::: SUPPLIED MATERIAL :::

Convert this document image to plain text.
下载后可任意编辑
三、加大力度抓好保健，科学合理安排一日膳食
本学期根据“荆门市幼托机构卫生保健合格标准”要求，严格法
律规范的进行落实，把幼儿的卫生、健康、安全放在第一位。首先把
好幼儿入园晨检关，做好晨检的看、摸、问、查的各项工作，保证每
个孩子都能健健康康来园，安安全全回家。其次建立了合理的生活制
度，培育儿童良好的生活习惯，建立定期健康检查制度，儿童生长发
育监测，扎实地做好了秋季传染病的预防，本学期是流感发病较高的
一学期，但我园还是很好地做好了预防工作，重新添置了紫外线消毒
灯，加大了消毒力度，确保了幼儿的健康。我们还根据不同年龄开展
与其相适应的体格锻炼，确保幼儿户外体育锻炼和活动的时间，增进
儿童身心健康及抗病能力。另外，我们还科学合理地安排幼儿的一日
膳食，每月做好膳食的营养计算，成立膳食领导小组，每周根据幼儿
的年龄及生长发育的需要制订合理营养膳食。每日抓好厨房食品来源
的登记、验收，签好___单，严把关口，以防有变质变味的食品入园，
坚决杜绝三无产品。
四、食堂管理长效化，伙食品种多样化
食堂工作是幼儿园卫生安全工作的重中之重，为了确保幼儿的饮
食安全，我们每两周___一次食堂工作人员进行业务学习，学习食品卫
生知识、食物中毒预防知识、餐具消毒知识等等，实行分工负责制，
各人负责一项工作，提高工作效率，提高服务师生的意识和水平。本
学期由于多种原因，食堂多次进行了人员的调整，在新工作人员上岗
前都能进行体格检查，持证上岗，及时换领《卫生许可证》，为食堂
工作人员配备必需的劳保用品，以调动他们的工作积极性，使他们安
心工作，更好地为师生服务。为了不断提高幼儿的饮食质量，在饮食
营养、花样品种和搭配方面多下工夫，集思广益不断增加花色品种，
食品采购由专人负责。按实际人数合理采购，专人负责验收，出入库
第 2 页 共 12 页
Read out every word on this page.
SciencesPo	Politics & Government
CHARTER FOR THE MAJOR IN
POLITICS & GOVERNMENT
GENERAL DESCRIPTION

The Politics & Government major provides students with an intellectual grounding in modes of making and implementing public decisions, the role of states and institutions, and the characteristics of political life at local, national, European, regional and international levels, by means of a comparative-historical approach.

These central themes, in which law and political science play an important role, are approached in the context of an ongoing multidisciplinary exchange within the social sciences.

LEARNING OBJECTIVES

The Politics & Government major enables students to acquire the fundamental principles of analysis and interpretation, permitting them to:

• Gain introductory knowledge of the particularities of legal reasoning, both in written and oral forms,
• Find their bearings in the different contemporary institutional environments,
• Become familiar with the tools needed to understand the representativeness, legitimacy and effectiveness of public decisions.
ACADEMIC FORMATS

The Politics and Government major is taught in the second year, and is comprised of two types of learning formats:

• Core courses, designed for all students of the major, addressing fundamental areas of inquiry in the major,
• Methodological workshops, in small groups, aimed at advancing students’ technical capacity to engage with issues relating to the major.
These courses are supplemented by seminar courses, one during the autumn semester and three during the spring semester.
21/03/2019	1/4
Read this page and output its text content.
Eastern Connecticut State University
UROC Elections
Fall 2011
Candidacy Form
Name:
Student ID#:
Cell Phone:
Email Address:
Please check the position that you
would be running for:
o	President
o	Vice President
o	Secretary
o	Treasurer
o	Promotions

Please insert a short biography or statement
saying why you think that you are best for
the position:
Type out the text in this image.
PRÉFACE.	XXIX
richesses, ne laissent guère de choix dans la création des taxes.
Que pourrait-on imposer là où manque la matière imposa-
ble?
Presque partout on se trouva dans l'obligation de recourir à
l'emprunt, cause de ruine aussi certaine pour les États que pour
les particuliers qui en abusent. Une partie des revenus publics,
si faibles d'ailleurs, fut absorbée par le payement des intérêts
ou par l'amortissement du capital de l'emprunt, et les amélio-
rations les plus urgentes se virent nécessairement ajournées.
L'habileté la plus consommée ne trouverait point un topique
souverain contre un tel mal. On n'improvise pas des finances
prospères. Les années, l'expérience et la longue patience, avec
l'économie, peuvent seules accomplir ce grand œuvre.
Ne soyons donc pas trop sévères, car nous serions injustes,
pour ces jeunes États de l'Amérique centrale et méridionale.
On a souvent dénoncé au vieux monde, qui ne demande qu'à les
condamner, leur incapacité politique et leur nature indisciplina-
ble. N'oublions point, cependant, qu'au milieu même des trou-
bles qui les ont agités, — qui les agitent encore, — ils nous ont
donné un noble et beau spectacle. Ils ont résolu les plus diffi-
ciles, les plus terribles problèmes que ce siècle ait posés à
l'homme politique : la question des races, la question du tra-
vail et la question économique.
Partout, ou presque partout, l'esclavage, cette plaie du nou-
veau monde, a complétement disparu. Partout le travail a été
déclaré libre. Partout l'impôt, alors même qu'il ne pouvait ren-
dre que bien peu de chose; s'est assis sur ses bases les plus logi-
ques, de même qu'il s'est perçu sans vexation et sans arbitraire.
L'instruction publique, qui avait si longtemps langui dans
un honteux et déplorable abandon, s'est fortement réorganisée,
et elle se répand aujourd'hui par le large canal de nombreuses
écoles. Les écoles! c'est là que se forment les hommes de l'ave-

:::

* REQUIRED TASK
Copy each line in the data that holds the word "point".

* EXERCISE SOLUTION
L'habileté la plus consommée ne trouverait point un topique
ble. N'oublions point, cependant, qu'au milieu même des trou-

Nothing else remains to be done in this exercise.